» Set problem
For each line below that contains the string "avec", copy that line.

>>>

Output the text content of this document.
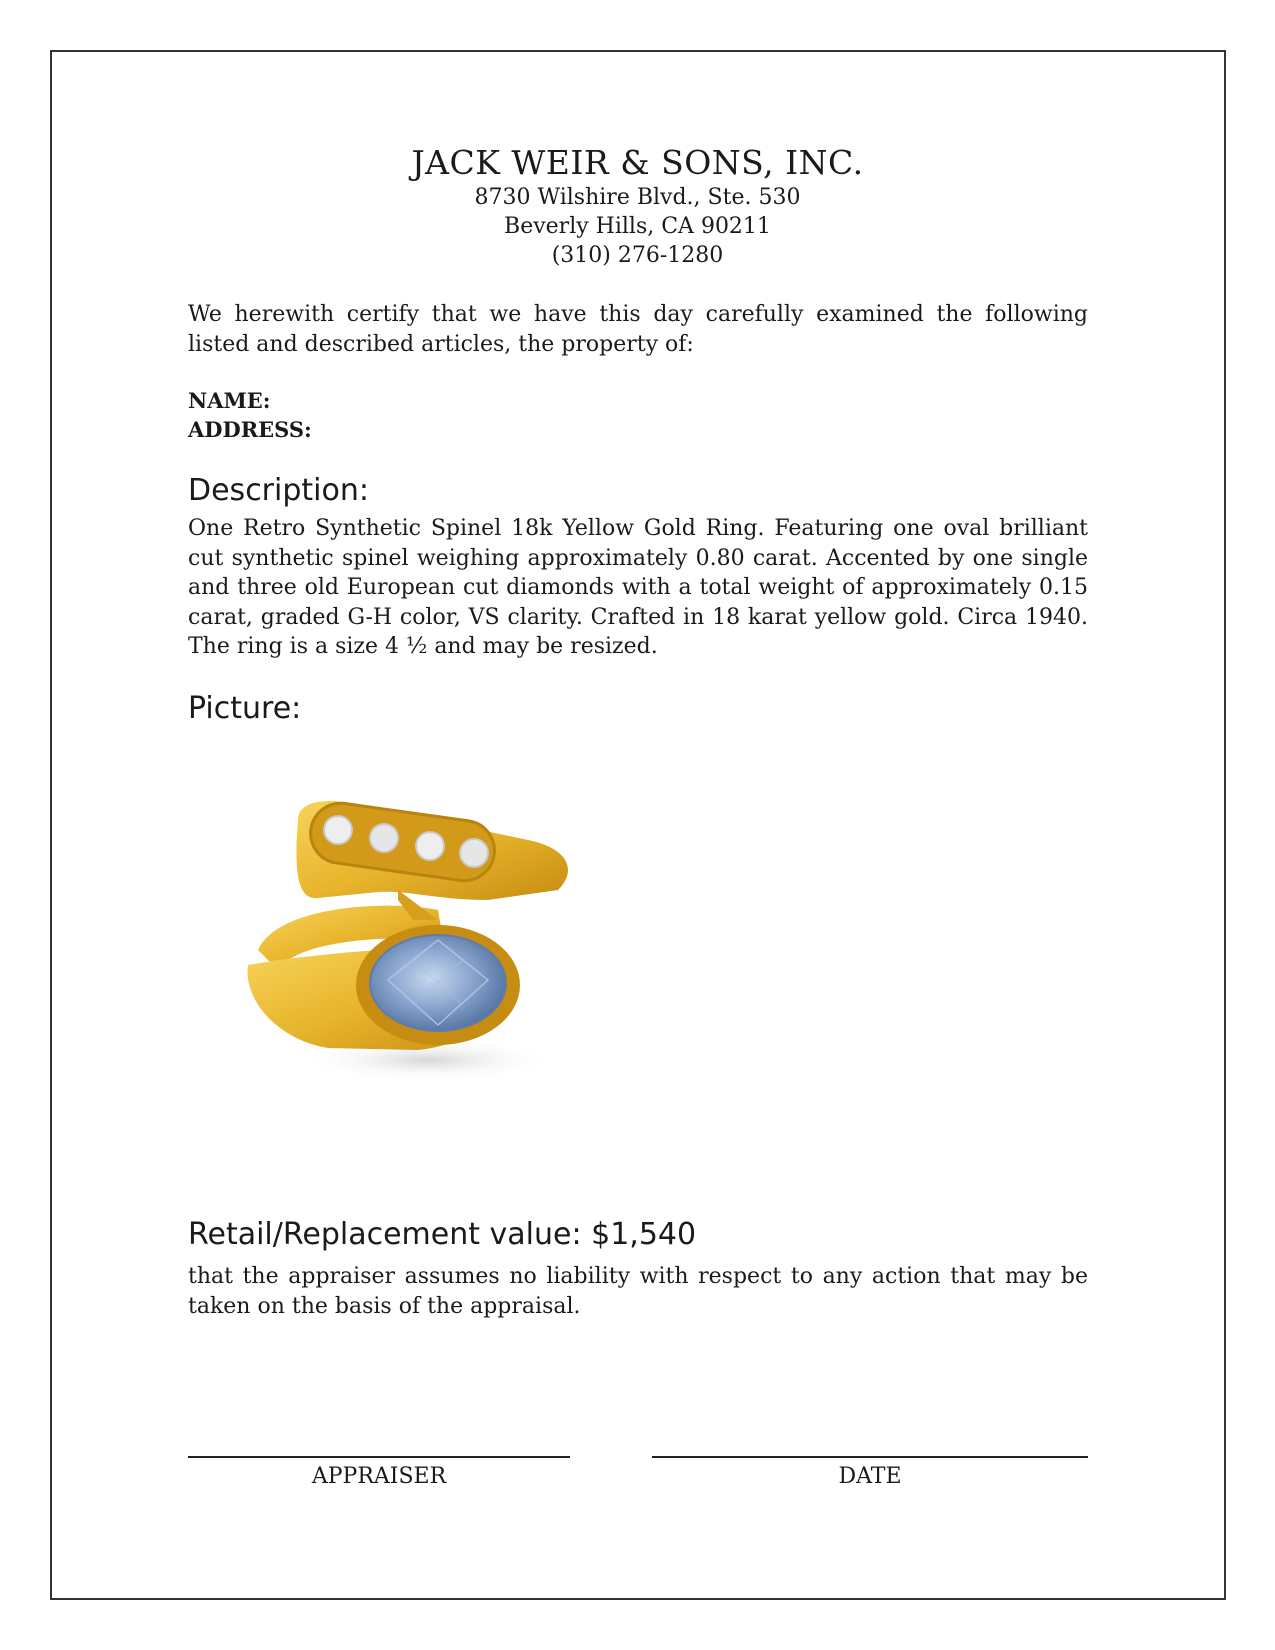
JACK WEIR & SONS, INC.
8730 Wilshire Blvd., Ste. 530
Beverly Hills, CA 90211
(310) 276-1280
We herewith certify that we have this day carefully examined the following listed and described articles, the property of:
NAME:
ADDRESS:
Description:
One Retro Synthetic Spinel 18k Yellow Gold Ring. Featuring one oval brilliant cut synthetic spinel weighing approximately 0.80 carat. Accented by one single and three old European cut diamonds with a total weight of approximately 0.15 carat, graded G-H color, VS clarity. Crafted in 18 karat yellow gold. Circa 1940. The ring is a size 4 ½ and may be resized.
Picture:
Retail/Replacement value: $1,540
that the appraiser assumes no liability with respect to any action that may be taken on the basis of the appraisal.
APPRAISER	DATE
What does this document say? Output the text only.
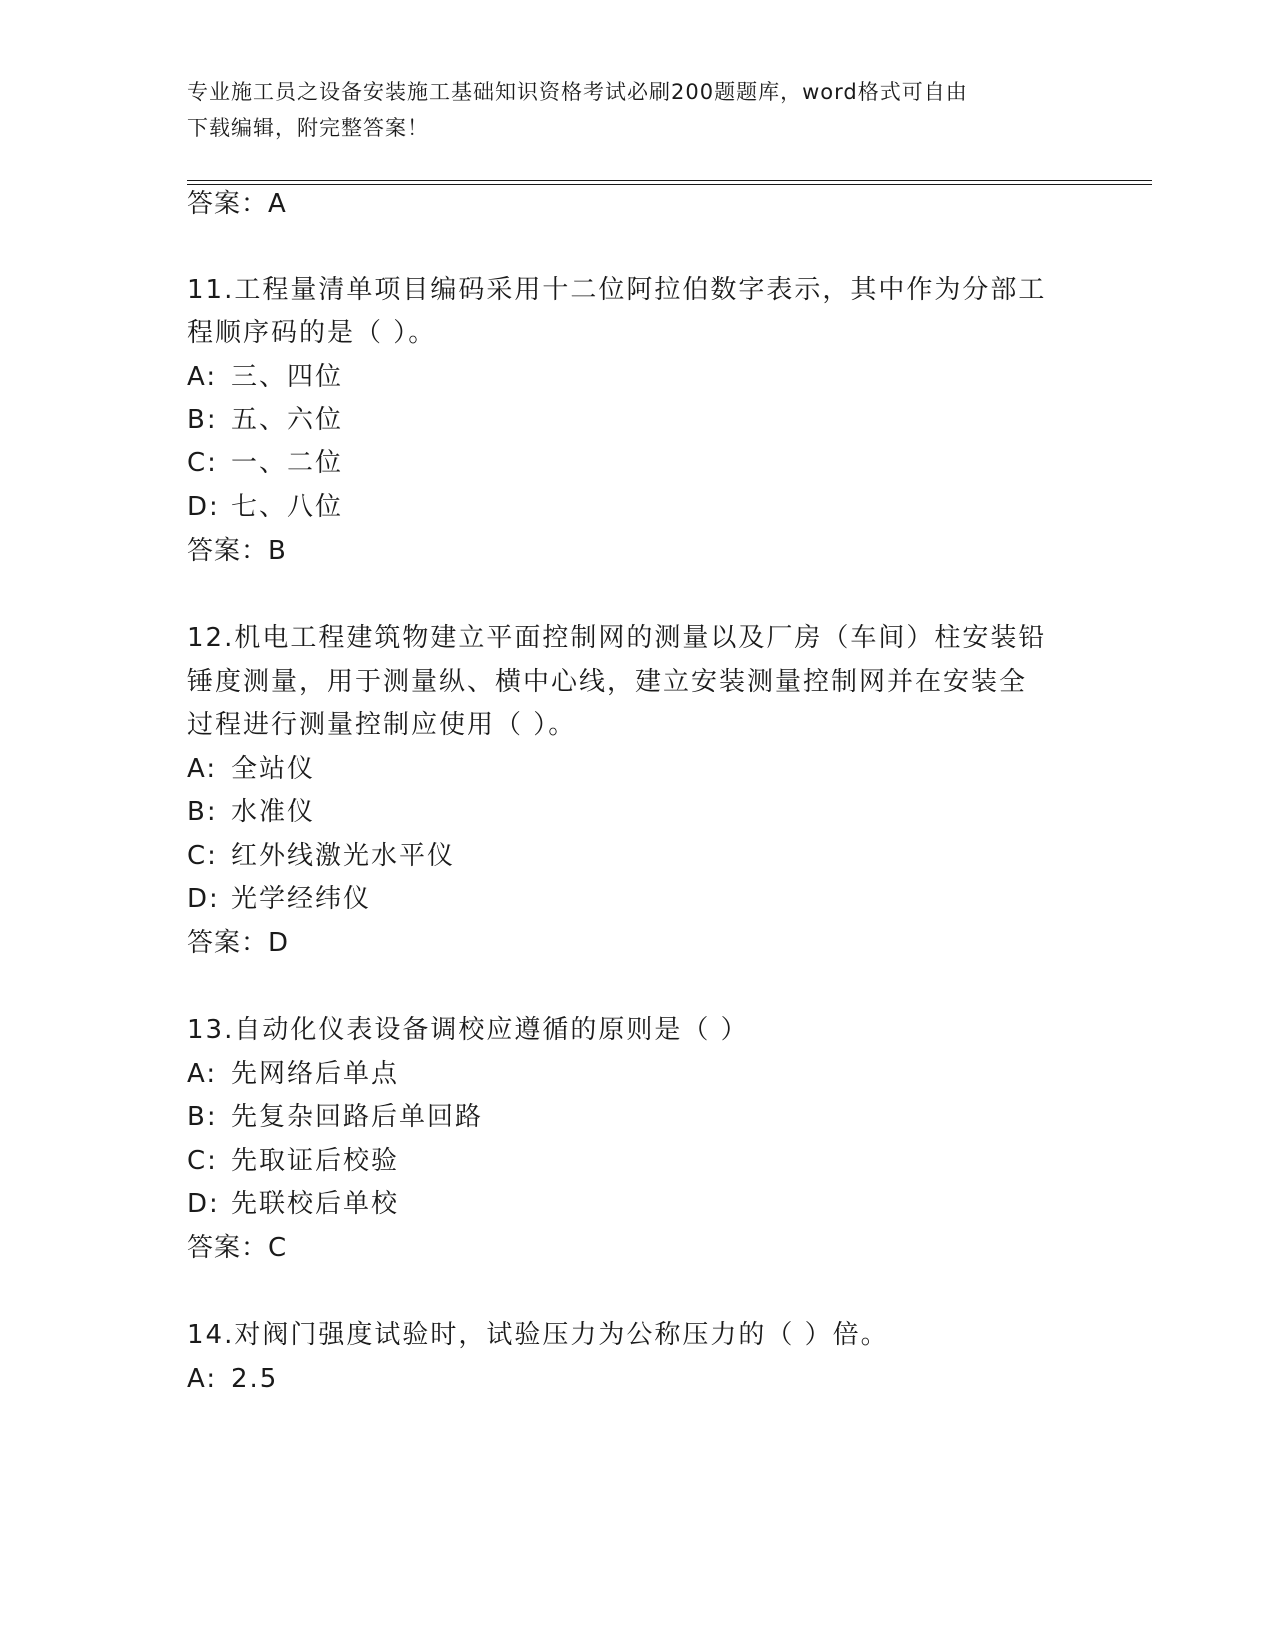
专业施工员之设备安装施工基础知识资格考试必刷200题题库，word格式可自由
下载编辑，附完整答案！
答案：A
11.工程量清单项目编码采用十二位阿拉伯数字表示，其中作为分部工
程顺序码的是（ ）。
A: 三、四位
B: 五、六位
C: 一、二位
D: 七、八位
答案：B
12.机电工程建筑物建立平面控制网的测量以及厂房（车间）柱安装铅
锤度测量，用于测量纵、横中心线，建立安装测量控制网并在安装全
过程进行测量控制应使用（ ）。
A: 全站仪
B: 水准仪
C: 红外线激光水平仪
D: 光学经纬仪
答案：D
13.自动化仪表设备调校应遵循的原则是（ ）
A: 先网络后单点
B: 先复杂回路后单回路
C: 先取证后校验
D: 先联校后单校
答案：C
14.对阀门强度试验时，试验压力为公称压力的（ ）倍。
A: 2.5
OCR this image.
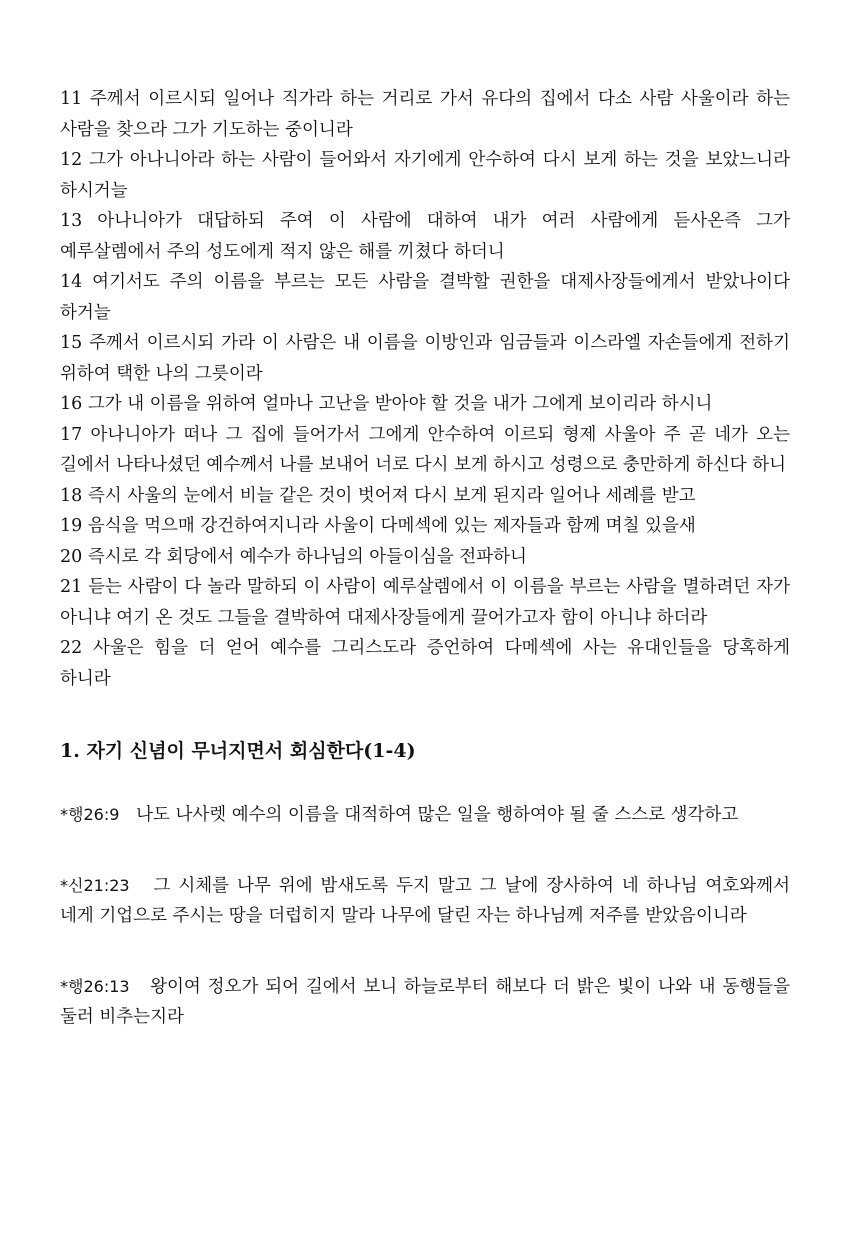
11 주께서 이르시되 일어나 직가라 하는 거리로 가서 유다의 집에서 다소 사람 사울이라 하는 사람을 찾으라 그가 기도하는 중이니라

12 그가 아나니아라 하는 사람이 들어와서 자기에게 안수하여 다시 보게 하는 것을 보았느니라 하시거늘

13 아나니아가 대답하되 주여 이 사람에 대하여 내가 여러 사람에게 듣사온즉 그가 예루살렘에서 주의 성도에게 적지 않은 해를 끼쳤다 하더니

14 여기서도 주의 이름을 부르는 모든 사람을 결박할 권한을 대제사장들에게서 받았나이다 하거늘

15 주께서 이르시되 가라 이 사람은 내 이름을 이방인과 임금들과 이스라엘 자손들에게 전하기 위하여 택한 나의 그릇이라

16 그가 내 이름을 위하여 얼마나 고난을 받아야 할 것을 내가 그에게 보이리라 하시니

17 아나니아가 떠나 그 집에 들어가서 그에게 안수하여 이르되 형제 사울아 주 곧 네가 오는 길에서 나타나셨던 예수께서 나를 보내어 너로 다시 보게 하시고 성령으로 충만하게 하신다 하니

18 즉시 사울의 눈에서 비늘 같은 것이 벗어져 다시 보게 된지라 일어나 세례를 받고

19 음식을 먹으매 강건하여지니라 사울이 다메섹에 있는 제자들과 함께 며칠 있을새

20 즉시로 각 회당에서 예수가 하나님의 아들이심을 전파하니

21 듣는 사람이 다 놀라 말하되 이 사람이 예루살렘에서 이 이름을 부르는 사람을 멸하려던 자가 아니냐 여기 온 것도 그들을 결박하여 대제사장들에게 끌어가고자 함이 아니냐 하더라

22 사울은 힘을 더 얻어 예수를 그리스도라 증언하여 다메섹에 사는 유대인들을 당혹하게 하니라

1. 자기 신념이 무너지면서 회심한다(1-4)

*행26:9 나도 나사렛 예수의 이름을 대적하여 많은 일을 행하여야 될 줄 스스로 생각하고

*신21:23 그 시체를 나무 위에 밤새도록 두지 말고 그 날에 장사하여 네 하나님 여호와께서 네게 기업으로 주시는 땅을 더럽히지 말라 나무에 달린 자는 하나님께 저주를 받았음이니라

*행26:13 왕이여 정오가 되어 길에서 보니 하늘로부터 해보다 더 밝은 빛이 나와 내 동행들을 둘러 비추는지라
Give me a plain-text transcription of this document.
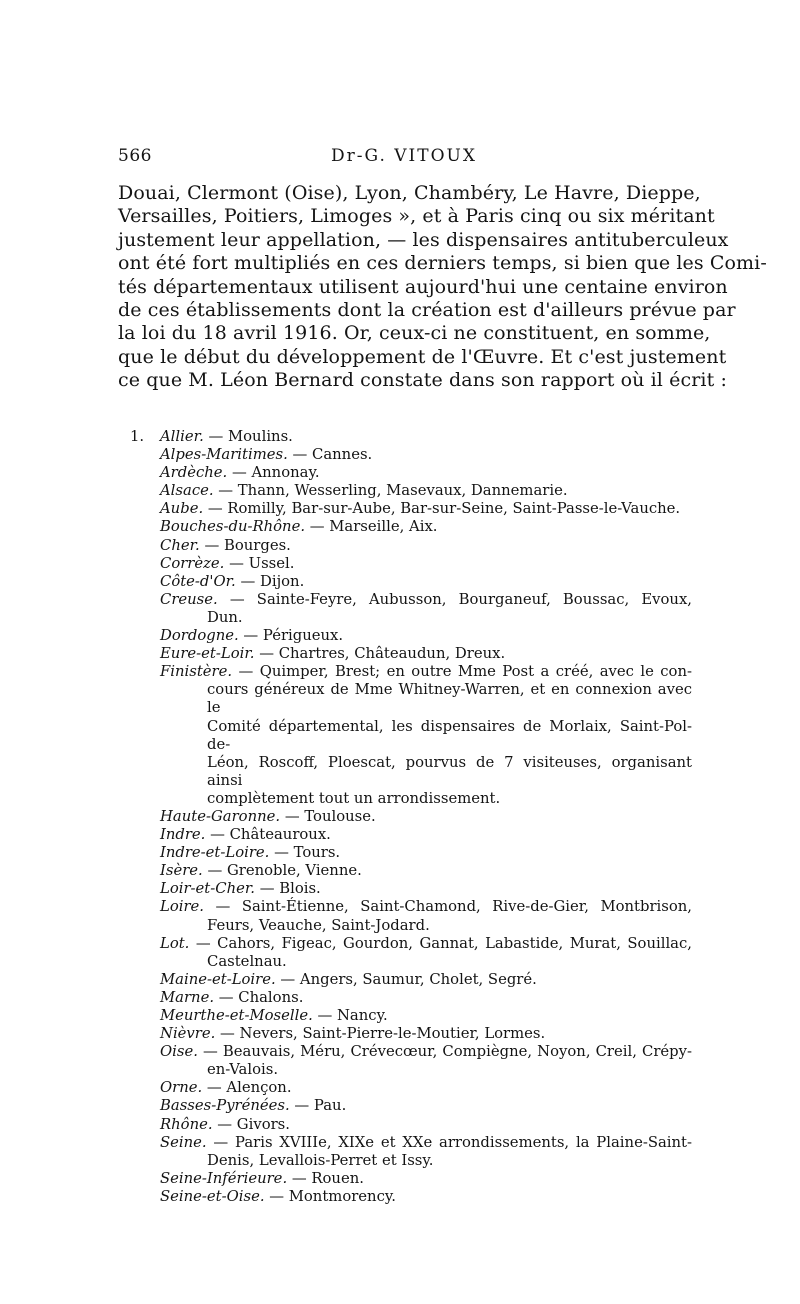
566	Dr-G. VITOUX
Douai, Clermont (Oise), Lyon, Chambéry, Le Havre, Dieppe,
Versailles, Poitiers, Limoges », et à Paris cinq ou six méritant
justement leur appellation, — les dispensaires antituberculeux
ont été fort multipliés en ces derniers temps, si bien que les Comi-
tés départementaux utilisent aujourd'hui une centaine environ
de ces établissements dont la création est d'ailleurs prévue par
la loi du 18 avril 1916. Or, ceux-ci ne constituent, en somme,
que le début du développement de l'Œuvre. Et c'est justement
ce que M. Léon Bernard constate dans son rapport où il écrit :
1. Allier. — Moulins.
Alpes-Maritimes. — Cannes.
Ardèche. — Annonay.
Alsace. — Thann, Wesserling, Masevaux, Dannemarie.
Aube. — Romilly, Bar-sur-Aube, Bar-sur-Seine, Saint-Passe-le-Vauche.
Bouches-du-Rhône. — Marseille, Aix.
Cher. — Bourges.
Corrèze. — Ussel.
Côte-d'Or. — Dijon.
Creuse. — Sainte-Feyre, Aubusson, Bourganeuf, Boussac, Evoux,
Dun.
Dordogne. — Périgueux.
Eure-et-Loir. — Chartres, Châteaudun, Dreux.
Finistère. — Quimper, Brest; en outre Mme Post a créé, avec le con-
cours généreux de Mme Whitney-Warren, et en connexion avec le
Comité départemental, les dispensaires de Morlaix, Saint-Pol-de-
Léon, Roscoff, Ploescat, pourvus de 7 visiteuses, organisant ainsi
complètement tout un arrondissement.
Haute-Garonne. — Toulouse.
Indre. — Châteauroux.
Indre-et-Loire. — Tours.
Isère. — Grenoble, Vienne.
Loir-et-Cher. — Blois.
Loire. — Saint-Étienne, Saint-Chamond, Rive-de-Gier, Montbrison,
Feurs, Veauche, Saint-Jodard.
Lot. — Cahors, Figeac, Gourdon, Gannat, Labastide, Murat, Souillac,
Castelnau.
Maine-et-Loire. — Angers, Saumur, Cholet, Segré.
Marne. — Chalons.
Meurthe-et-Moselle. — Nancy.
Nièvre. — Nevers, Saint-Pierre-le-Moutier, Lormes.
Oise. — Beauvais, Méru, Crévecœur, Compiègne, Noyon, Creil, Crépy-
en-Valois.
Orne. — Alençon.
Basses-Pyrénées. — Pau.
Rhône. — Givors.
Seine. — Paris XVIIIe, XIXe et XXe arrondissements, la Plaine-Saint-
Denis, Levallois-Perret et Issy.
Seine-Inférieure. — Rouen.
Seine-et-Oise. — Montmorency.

<<<

» Reply to the exercise
Finistère. — Quimper, Brest; en outre Mme Post a créé, avec le con-
cours généreux de Mme Whitney-Warren, et en connexion avec le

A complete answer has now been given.